Region boundary data
** BEGIN **

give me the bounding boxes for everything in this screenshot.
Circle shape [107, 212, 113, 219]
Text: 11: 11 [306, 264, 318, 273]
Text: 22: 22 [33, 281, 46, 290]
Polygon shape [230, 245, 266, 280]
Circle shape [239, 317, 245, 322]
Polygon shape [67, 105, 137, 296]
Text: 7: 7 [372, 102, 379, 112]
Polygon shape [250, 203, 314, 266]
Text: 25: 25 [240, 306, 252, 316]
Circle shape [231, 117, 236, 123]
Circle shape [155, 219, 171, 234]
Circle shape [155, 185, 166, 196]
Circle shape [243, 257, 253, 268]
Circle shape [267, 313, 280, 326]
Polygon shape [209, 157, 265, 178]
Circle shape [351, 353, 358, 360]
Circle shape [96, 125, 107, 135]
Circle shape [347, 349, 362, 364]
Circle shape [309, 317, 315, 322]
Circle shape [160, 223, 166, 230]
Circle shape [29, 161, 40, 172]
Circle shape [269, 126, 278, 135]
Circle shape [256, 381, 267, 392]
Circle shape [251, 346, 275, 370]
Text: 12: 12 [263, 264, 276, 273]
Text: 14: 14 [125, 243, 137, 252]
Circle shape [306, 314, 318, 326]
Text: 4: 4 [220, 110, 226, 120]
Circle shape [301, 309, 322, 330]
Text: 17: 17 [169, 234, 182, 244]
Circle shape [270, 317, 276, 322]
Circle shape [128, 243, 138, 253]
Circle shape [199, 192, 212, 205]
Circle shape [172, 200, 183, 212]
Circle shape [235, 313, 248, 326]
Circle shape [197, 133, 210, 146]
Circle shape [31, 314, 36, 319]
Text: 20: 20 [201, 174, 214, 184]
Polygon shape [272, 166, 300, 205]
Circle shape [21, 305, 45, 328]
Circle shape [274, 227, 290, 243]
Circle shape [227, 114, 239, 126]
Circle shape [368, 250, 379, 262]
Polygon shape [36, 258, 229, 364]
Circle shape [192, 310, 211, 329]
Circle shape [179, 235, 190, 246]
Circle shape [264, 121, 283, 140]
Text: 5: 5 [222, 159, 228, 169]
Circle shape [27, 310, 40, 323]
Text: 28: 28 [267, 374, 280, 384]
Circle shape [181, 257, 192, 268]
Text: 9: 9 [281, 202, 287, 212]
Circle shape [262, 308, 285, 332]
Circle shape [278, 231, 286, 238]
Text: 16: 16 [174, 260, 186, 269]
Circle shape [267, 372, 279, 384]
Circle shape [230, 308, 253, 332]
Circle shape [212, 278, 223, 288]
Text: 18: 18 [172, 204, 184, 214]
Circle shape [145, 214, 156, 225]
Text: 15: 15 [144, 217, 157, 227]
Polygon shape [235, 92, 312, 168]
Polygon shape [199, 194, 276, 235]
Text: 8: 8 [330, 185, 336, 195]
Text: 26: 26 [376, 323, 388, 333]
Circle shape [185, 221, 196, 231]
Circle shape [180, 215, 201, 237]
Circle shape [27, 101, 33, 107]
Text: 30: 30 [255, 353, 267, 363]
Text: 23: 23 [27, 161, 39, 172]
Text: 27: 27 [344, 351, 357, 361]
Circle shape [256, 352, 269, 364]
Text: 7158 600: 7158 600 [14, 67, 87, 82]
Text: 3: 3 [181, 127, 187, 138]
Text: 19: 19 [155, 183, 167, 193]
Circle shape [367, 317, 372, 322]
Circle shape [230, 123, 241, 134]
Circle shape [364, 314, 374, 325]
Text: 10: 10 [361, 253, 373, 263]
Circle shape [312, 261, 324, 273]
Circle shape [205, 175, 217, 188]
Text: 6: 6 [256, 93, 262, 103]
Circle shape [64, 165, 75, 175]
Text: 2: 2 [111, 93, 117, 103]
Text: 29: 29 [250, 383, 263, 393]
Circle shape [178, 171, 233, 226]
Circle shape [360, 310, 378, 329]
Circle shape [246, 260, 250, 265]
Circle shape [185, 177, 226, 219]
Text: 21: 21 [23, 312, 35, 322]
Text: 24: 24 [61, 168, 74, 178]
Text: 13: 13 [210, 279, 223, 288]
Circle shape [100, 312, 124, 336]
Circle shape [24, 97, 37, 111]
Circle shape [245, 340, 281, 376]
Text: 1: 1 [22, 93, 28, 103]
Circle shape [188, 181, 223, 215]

** END **

◆ Stated exercise: From the listing above, report each line that contains the word "Polygon".

◆ Written solution:
Polygon shape [230, 245, 266, 280]
Polygon shape [67, 105, 137, 296]
Polygon shape [250, 203, 314, 266]
Polygon shape [209, 157, 265, 178]
Polygon shape [272, 166, 300, 205]
Polygon shape [36, 258, 229, 364]
Polygon shape [235, 92, 312, 168]
Polygon shape [199, 194, 276, 235]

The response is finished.